- _Text section_:
• • • •
In a multicentre, double-blind, parallel-group, placebo-controlled trial, a three-times daily regimen of
tiagabine was evaluated as add-on
therapy in 154 adult patients with refractory
partial seizures. A total of 77 patients were randomised to treatment in each arm.
Tiagabine HCl was titrated from an initial dose of 12-30 mg/day over 4 weeks. During the 12-week fixed-dose period, there was a significant reduction in the median 4-weekly seizure rate for all
partial seizures and
simple partial seizures (P < 0.05 in each case). Furthermore, the proportion of patients with a reduction of 50% or more in all
partial seizures was higher in the
tiagabine group than in the placebo group (14 versus 6%), though the difference did not achieve statistical significance. The difference with respect to
simple partial seizures was significant (21 versus 6%, P < 0.01). The percentage of patients achieving an increase of at least 50% in the proportion of days free of all
partial seizures was significantly greater in the
tiagabine group compared to placebo (14 versus 4%, P<0.01).
• • • •
- _List of tasks_:
1. Reproduce the part of the tiagabine trial text that opens with the words containing "Tiagabine HCl was" and closes with "versus 4%, P<0.01).".
2. Decide whether each statement agrees with the tiagabine trial text, answering yes or no and quoting the words of the text that settle it: (a) each treatment arm had 77 patients; (b) the difference between groups in the proportion of patients with a reduction of 50% or more in all partial seizures was statistically significant; (c) the fixed-dose period lasted 8 weeks.
3. Write the next part of the tiagabine trial text, beginning after its last sentence.
The material after this point comes from a different source.
• • • •
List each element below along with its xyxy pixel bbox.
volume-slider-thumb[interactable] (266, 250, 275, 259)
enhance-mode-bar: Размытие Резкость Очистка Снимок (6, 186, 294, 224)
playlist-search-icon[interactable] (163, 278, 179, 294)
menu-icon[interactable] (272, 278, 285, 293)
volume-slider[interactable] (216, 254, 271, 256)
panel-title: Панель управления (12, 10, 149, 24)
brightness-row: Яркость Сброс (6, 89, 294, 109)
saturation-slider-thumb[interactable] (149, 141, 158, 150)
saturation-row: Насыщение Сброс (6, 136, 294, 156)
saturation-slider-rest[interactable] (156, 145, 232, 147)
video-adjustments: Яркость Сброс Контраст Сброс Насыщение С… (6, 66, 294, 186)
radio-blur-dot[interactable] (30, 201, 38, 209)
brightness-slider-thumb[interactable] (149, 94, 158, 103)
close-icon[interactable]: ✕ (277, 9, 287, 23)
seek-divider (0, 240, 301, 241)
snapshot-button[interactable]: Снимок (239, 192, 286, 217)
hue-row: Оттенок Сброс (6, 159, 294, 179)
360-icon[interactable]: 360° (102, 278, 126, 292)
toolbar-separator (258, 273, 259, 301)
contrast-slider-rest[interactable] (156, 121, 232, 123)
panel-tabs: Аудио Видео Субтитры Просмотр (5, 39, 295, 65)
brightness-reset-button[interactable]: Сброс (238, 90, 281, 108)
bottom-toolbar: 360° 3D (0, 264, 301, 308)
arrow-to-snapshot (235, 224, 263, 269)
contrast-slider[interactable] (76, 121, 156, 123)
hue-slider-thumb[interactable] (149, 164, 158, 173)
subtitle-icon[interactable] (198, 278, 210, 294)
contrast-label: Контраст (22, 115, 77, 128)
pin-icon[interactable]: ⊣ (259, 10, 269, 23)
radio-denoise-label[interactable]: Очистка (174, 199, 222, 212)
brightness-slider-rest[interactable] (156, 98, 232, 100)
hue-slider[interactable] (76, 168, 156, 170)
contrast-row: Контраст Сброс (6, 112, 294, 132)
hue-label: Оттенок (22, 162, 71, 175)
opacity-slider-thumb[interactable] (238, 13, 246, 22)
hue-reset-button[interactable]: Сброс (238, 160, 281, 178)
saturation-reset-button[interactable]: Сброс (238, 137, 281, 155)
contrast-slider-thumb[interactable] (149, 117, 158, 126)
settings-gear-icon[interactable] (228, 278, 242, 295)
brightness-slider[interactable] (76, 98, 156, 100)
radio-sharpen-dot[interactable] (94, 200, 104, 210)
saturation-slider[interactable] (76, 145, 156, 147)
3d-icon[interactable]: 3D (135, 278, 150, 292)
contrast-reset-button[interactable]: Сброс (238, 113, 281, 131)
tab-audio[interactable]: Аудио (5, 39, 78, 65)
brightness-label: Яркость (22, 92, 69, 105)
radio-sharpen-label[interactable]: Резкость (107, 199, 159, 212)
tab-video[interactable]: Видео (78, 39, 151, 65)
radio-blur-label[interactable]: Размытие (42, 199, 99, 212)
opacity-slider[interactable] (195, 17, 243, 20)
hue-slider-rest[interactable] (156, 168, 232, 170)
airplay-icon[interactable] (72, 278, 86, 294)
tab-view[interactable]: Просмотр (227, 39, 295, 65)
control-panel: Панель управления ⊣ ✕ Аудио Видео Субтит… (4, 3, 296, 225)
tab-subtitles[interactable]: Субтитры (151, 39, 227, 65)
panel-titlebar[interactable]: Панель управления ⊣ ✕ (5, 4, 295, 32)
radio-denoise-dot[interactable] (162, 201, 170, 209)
• • • •
- _Responses for each task_:
1.
Tiagabine HCl was titrated from an initial dose of 12-30 mg/day over 4 weeks. During the 12-week fixed-dose period, there was a significant reduction in the median 4-weekly seizure rate for all
partial seizures and
simple partial seizures (P < 0.05 in each case). Furthermore, the proportion of patients with a reduction of 50% or more in all
partial seizures was higher in the
tiagabine group than in the placebo group (14 versus 6%), though the difference did not achieve statistical significance. The difference with respect to
simple partial seizures was significant (21 versus 6%, P < 0.01). The percentage of patients achieving an increase of at least 50% in the proportion of days free of all
partial seizures was significantly greater in the
tiagabine group compared to placebo (14 versus 4%, P<0.01).

2.
(a) Yes: "A total of 77 patients were randomised to treatment in each arm."
(b) No: "though the difference did not achieve statistical significance."
(c) No: "During the 12-week fixed-dose period"

3.
Tiagabine did not appear to influence the plasma concentrations of other concomitant
antiepileptic drugs and was generally well tolerated, with most
drug-related adverse events being mild or moderate in severity. The most common adverse events were
dizziness,
asthenia,
headache and
somnolence. Adverse event incidence was similar between
tiagabine and placebo groups, except for
dizziness which was more common with
tiagabine (29 versus 10%, P < 0.01).
Tiagabine had no significant effects on laboratory tests or vital signs. The present study shows that
tiagabine, at a dose of 10 mg administered three-times daily, which is at the lower end of the usual recommended dose range (30-50 mg/day,
tiagabine base), is generally well tolerated and demonstrates efficacy for the treatment of refractory
partial seizures.